→ **Exercise details**
Your task is to transcribe all of the records exactly and leave out the pictures.

::: Dataset records

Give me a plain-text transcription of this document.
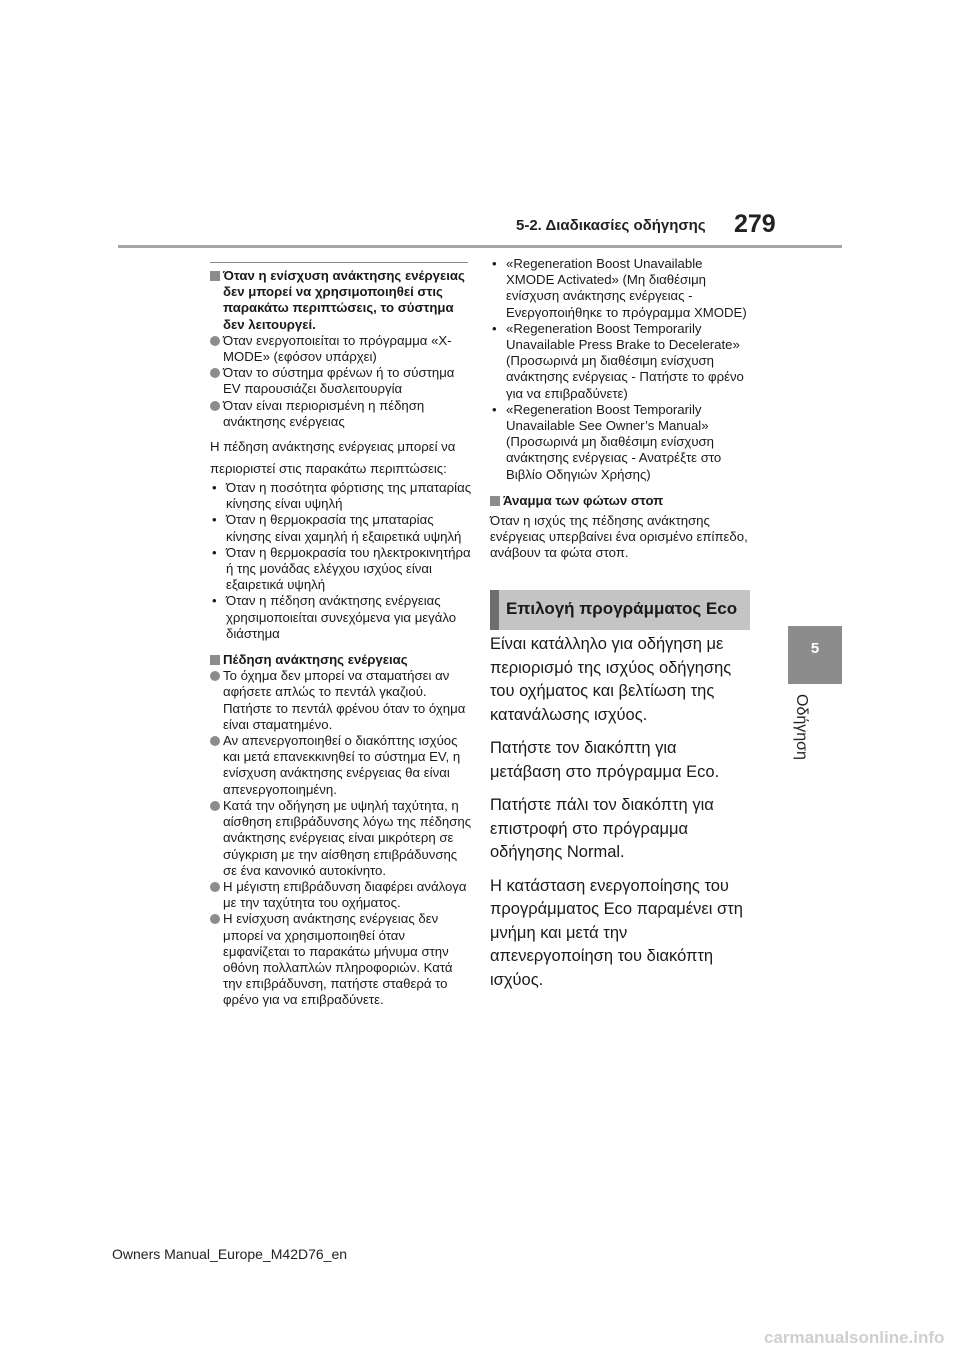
5-2. Διαδικασίες οδήγησης 279
5
Οδήγηση

Όταν η ενίσχυση ανάκτησης ενέργειας δεν μπορεί να χρησιμοποιηθεί στις παρακάτω περιπτώσεις, το σύστημα δεν λειτουργεί.

Όταν ενεργοποιείται το πρόγραμμα «X-MODE» (εφόσον υπάρχει)

Όταν το σύστημα φρένων ή το σύστημα EV παρουσιάζει δυσλειτουργία

Όταν είναι περιορισμένη η πέδηση ανάκτησης ενέργειας

Η πέδηση ανάκτησης ενέργειας μπορεί να περιοριστεί στις παρακάτω περιπτώσεις:

• Όταν η ποσότητα φόρτισης της μπαταρίας κίνησης είναι υψηλή

• Όταν η θερμοκρασία της μπαταρίας κίνησης είναι χαμηλή ή εξαιρετικά υψηλή

• Όταν η θερμοκρασία του ηλεκτροκινητήρα ή της μονάδας ελέγχου ισχύος είναι εξαιρετικά υψηλή

• Όταν η πέδηση ανάκτησης ενέργειας χρησιμοποιείται συνεχόμενα για μεγάλο διάστημα

Πέδηση ανάκτησης ενέργειας

Το όχημα δεν μπορεί να σταματήσει αν αφήσετε απλώς το πεντάλ γκαζιού. Πατήστε το πεντάλ φρένου όταν το όχημα είναι σταματημένο.

Αν απενεργοποιηθεί ο διακόπτης ισχύος και μετά επανεκκινηθεί το σύστημα EV, η ενίσχυση ανάκτησης ενέργειας θα είναι απενεργοποιημένη.

Κατά την οδήγηση με υψηλή ταχύτητα, η αίσθηση επιβράδυνσης λόγω της πέδησης ανάκτησης ενέργειας είναι μικρότερη σε σύγκριση με την αίσθηση επιβράδυνσης σε ένα κανονικό αυτοκίνητο.

Η μέγιστη επιβράδυνση διαφέρει ανάλογα με την ταχύτητα του οχήματος.

Η ενίσχυση ανάκτησης ενέργειας δεν μπορεί να χρησιμοποιηθεί όταν εμφανίζεται το παρακάτω μήνυμα στην οθόνη πολλαπλών πληροφοριών. Κατά την επιβράδυνση, πατήστε σταθερά το φρένο για να επιβραδύνετε.

• «Regeneration Boost Unavailable XMODE Activated» (Μη διαθέσιμη ενίσχυση ανάκτησης ενέργειας - Ενεργοποιήθηκε το πρόγραμμα XMODE)

• «Regeneration Boost Temporarily Unavailable Press Brake to Decelerate» (Προσωρινά μη διαθέσιμη ενίσχυση ανάκτησης ενέργειας - Πατήστε το φρένο για να επιβραδύνετε)

• «Regeneration Boost Temporarily Unavailable See Owner’s Manual» (Προσωρινά μη διαθέσιμη ενίσχυση ανάκτησης ενέργειας - Ανατρέξτε στο Βιβλίο Οδηγιών Χρήσης)

Άναμμα των φώτων στοπ

Όταν η ισχύς της πέδησης ανάκτησης ενέργειας υπερβαίνει ένα ορισμένο επίπεδο, ανάβουν τα φώτα στοπ.

Επιλογή προγράμματος Eco

Είναι κατάλληλο για οδήγηση με περιορισμό της ισχύος οδήγησης του οχήματος και βελτίωση της κατανάλωσης ισχύος.

Πατήστε τον διακόπτη για μετάβαση στο πρόγραμμα Eco.

Πατήστε πάλι τον διακόπτη για επιστροφή στο πρόγραμμα οδήγησης Normal.

Η κατάσταση ενεργοποίησης του προγράμματος Eco παραμένει στη μνήμη και μετά την απενεργοποίηση του διακόπτη ισχύος.

Owners Manual_Europe_M42D76_en
carmanualsonline.info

::::::

→ **In response**
Give me a plain-text transcription of this document.
5-2. Διαδικασίες οδήγησης 279
5
Οδήγηση

Όταν η ενίσχυση ανάκτησης ενέργειας δεν μπορεί να χρησιμοποιηθεί στις παρακάτω περιπτώσεις, το σύστημα δεν λειτουργεί.

Όταν ενεργοποιείται το πρόγραμμα «X-MODE» (εφόσον υπάρχει)

Όταν το σύστημα φρένων ή το σύστημα EV παρουσιάζει δυσλειτουργία

Όταν είναι περιορισμένη η πέδηση ανάκτησης ενέργειας

Η πέδηση ανάκτησης ενέργειας μπορεί να περιοριστεί στις παρακάτω περιπτώσεις:

• Όταν η ποσότητα φόρτισης της μπαταρίας κίνησης είναι υψηλή

• Όταν η θερμοκρασία της μπαταρίας κίνησης είναι χαμηλή ή εξαιρετικά υψηλή

• Όταν η θερμοκρασία του ηλεκτροκινητήρα ή της μονάδας ελέγχου ισχύος είναι εξαιρετικά υψηλή

• Όταν η πέδηση ανάκτησης ενέργειας χρησιμοποιείται συνεχόμενα για μεγάλο διάστημα

Πέδηση ανάκτησης ενέργειας

Το όχημα δεν μπορεί να σταματήσει αν αφήσετε απλώς το πεντάλ γκαζιού. Πατήστε το πεντάλ φρένου όταν το όχημα είναι σταματημένο.

Αν απενεργοποιηθεί ο διακόπτης ισχύος και μετά επανεκκινηθεί το σύστημα EV, η ενίσχυση ανάκτησης ενέργειας θα είναι απενεργοποιημένη.

Κατά την οδήγηση με υψηλή ταχύτητα, η αίσθηση επιβράδυνσης λόγω της πέδησης ανάκτησης ενέργειας είναι μικρότερη σε σύγκριση με την αίσθηση επιβράδυνσης σε ένα κανονικό αυτοκίνητο.

Η μέγιστη επιβράδυνση διαφέρει ανάλογα με την ταχύτητα του οχήματος.

Η ενίσχυση ανάκτησης ενέργειας δεν μπορεί να χρησιμοποιηθεί όταν εμφανίζεται το παρακάτω μήνυμα στην οθόνη πολλαπλών πληροφοριών. Κατά την επιβράδυνση, πατήστε σταθερά το φρένο για να επιβραδύνετε.

• «Regeneration Boost Unavailable XMODE Activated» (Μη διαθέσιμη ενίσχυση ανάκτησης ενέργειας - Ενεργοποιήθηκε το πρόγραμμα XMODE)

• «Regeneration Boost Temporarily Unavailable Press Brake to Decelerate» (Προσωρινά μη διαθέσιμη ενίσχυση ανάκτησης ενέργειας - Πατήστε το φρένο για να επιβραδύνετε)

• «Regeneration Boost Temporarily Unavailable See Owner’s Manual» (Προσωρινά μη διαθέσιμη ενίσχυση ανάκτησης ενέργειας - Ανατρέξτε στο Βιβλίο Οδηγιών Χρήσης)

Άναμμα των φώτων στοπ

Όταν η ισχύς της πέδησης ανάκτησης ενέργειας υπερβαίνει ένα ορισμένο επίπεδο, ανάβουν τα φώτα στοπ.

Επιλογή προγράμματος Eco

Είναι κατάλληλο για οδήγηση με περιορισμό της ισχύος οδήγησης του οχήματος και βελτίωση της κατανάλωσης ισχύος.

Πατήστε τον διακόπτη για μετάβαση στο πρόγραμμα Eco.

Πατήστε πάλι τον διακόπτη για επιστροφή στο πρόγραμμα οδήγησης Normal.

Η κατάσταση ενεργοποίησης του προγράμματος Eco παραμένει στη μνήμη και μετά την απενεργοποίηση του διακόπτη ισχύος.

Owners Manual_Europe_M42D76_en
carmanualsonline.info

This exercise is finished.